WHAT THE TASK REQUIRES.
Do not copy the pictures; transcribe all other material exactly.

RAW DATA.
[start]

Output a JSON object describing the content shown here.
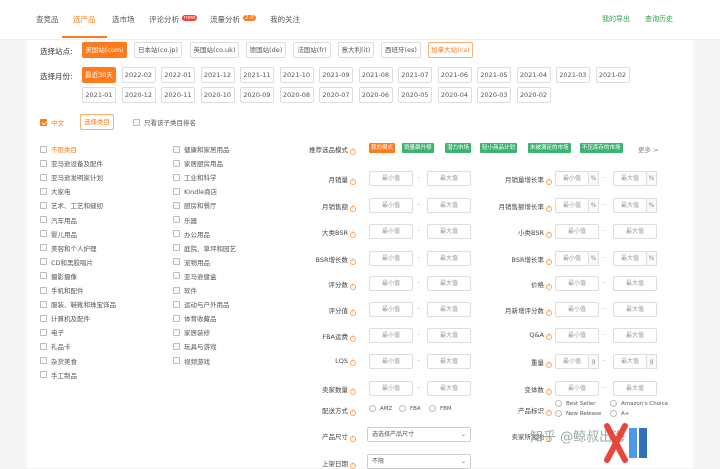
{
  "nav": {
    "tabs": [
      {
        "label": "查竞品"
      },
      {
        "label": "选产品"
      },
      {
        "label": "选市场"
      },
      {
        "label": "评论分析",
        "badge": "new"
      },
      {
        "label": "流量分析",
        "badge": "2.0"
      },
      {
        "label": "我的关注"
      }
    ],
    "my_export": "我的导出",
    "query_history": "查询历史"
  },
  "site": {
    "label": "选择站点:",
    "options": [
      "美国站(com)",
      "日本站(co.jp)",
      "英国站(co.uk)",
      "德国站(de)",
      "法国站(fr)",
      "意大利(it)",
      "西班牙(es)",
      "加拿大站(ca)"
    ]
  },
  "month": {
    "label": "选择月份:",
    "row1": [
      "最近30天",
      "2022-02",
      "2022-01",
      "2021-12",
      "2021-11",
      "2021-10",
      "2021-09",
      "2021-08",
      "2021-07",
      "2021-06",
      "2021-05",
      "2021-04",
      "2021-03",
      "2021-02"
    ],
    "row2": [
      "2021-01",
      "2020-12",
      "2020-11",
      "2020-10",
      "2020-09",
      "2020-08",
      "2020-07",
      "2020-06",
      "2020-05",
      "2020-04",
      "2020-03",
      "2020-02"
    ]
  },
  "lang": {
    "chinese": "中文",
    "select_category": "选择类目",
    "only_sub": "只看该子类目排名"
  },
  "categories_left": [
    "不限类目",
    "亚马逊设备及配件",
    "亚马逊发明家计划",
    "大家电",
    "艺术、工艺和缝纫",
    "汽车用品",
    "婴儿用品",
    "美容和个人护理",
    "CD和黑胶唱片",
    "摄影摄像",
    "手机和配件",
    "服装、鞋靴和珠宝饰品",
    "计算机及配件",
    "电子",
    "礼品卡",
    "杂货美食",
    "手工制品"
  ],
  "categories_right": [
    "健康和家居用品",
    "家居厨房用品",
    "工业和科学",
    "Kindle商店",
    "厨房和餐厅",
    "乐器",
    "办公用品",
    "庭院、草坪和园艺",
    "宠物用品",
    "亚马逊健盒",
    "软件",
    "运动与户外用品",
    "体育收藏品",
    "家居装修",
    "玩具与游戏",
    "视频游戏"
  ],
  "recommend": {
    "label": "推荐选品模式",
    "modes": [
      {
        "label": "我的模式",
        "color": "#ff7a1a"
      },
      {
        "label": "销量飙升榜",
        "color": "#3cb371"
      },
      {
        "label": "潜力市场",
        "color": "#3cb371"
      },
      {
        "label": "轻小商品计划",
        "color": "#3cb371"
      },
      {
        "label": "未被满足的市场",
        "color": "#3cb371"
      },
      {
        "label": "不压库存的市场",
        "color": "#3cb371"
      }
    ],
    "more": "更多 >"
  },
  "placeholders": {
    "min": "最小值",
    "max": "最大值"
  },
  "filters_left": [
    {
      "label": "月销量"
    },
    {
      "label": "月销售额"
    },
    {
      "label": "大类BSR"
    },
    {
      "label": "BSR增长数"
    },
    {
      "label": "评分数"
    },
    {
      "label": "评分值"
    },
    {
      "label": "FBA运费"
    },
    {
      "label": "LQS"
    },
    {
      "label": "卖家数量"
    }
  ],
  "filters_right": [
    {
      "label": "月销量增长率",
      "unit": "%"
    },
    {
      "label": "月销售额增长率",
      "unit": "%"
    },
    {
      "label": "小类BSR",
      "unit": ""
    },
    {
      "label": "BSR增长率",
      "unit": "%"
    },
    {
      "label": "价格",
      "unit": ""
    },
    {
      "label": "月新增评分数",
      "unit": ""
    },
    {
      "label": "Q&A",
      "unit": ""
    },
    {
      "label": "重量",
      "unit": "g"
    },
    {
      "label": "变体数",
      "unit": ""
    }
  ],
  "delivery": {
    "label": "配送方式",
    "options": [
      "AMZ",
      "FBA",
      "FBM"
    ]
  },
  "product_tag": {
    "label": "产品标识",
    "options": [
      "Best Seller",
      "Amazon's Choice",
      "New Release",
      "A+"
    ]
  },
  "size": {
    "label": "产品尺寸",
    "value": "选选择产品尺寸"
  },
  "seller_origin": {
    "label": "卖家所属地"
  },
  "launch": {
    "label": "上架日期",
    "value": "不限"
  },
  "watermark": "知乎 @鲸叔出海"
}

[end]

THE RESPONSE.
Output a JSON object describing the content shown here.
{
  "nav": {
    "tabs": [
      {
        "label": "查竞品"
      },
      {
        "label": "选产品"
      },
      {
        "label": "选市场"
      },
      {
        "label": "评论分析",
        "badge": "new"
      },
      {
        "label": "流量分析",
        "badge": "2.0"
      },
      {
        "label": "我的关注"
      }
    ],
    "my_export": "我的导出",
    "query_history": "查询历史"
  },
  "site": {
    "label": "选择站点:",
    "options": [
      "美国站(com)",
      "日本站(co.jp)",
      "英国站(co.uk)",
      "德国站(de)",
      "法国站(fr)",
      "意大利(it)",
      "西班牙(es)",
      "加拿大站(ca)"
    ]
  },
  "month": {
    "label": "选择月份:",
    "row1": [
      "最近30天",
      "2022-02",
      "2022-01",
      "2021-12",
      "2021-11",
      "2021-10",
      "2021-09",
      "2021-08",
      "2021-07",
      "2021-06",
      "2021-05",
      "2021-04",
      "2021-03",
      "2021-02"
    ],
    "row2": [
      "2021-01",
      "2020-12",
      "2020-11",
      "2020-10",
      "2020-09",
      "2020-08",
      "2020-07",
      "2020-06",
      "2020-05",
      "2020-04",
      "2020-03",
      "2020-02"
    ]
  },
  "lang": {
    "chinese": "中文",
    "select_category": "选择类目",
    "only_sub": "只看该子类目排名"
  },
  "categories_left": [
    "不限类目",
    "亚马逊设备及配件",
    "亚马逊发明家计划",
    "大家电",
    "艺术、工艺和缝纫",
    "汽车用品",
    "婴儿用品",
    "美容和个人护理",
    "CD和黑胶唱片",
    "摄影摄像",
    "手机和配件",
    "服装、鞋靴和珠宝饰品",
    "计算机及配件",
    "电子",
    "礼品卡",
    "杂货美食",
    "手工制品"
  ],
  "categories_right": [
    "健康和家居用品",
    "家居厨房用品",
    "工业和科学",
    "Kindle商店",
    "厨房和餐厅",
    "乐器",
    "办公用品",
    "庭院、草坪和园艺",
    "宠物用品",
    "亚马逊健盒",
    "软件",
    "运动与户外用品",
    "体育收藏品",
    "家居装修",
    "玩具与游戏",
    "视频游戏"
  ],
  "recommend": {
    "label": "推荐选品模式",
    "modes": [
      {
        "label": "我的模式",
        "color": "#ff7a1a"
      },
      {
        "label": "销量飙升榜",
        "color": "#3cb371"
      },
      {
        "label": "潜力市场",
        "color": "#3cb371"
      },
      {
        "label": "轻小商品计划",
        "color": "#3cb371"
      },
      {
        "label": "未被满足的市场",
        "color": "#3cb371"
      },
      {
        "label": "不压库存的市场",
        "color": "#3cb371"
      }
    ],
    "more": "更多 >"
  },
  "placeholders": {
    "min": "最小值",
    "max": "最大值"
  },
  "filters_left": [
    {
      "label": "月销量"
    },
    {
      "label": "月销售额"
    },
    {
      "label": "大类BSR"
    },
    {
      "label": "BSR增长数"
    },
    {
      "label": "评分数"
    },
    {
      "label": "评分值"
    },
    {
      "label": "FBA运费"
    },
    {
      "label": "LQS"
    },
    {
      "label": "卖家数量"
    }
  ],
  "filters_right": [
    {
      "label": "月销量增长率",
      "unit": "%"
    },
    {
      "label": "月销售额增长率",
      "unit": "%"
    },
    {
      "label": "小类BSR",
      "unit": ""
    },
    {
      "label": "BSR增长率",
      "unit": "%"
    },
    {
      "label": "价格",
      "unit": ""
    },
    {
      "label": "月新增评分数",
      "unit": ""
    },
    {
      "label": "Q&A",
      "unit": ""
    },
    {
      "label": "重量",
      "unit": "g"
    },
    {
      "label": "变体数",
      "unit": ""
    }
  ],
  "delivery": {
    "label": "配送方式",
    "options": [
      "AMZ",
      "FBA",
      "FBM"
    ]
  },
  "product_tag": {
    "label": "产品标识",
    "options": [
      "Best Seller",
      "Amazon's Choice",
      "New Release",
      "A+"
    ]
  },
  "size": {
    "label": "产品尺寸",
    "value": "选选择产品尺寸"
  },
  "seller_origin": {
    "label": "卖家所属地"
  },
  "launch": {
    "label": "上架日期",
    "value": "不限"
  },
  "watermark": "知乎 @鲸叔出海"
}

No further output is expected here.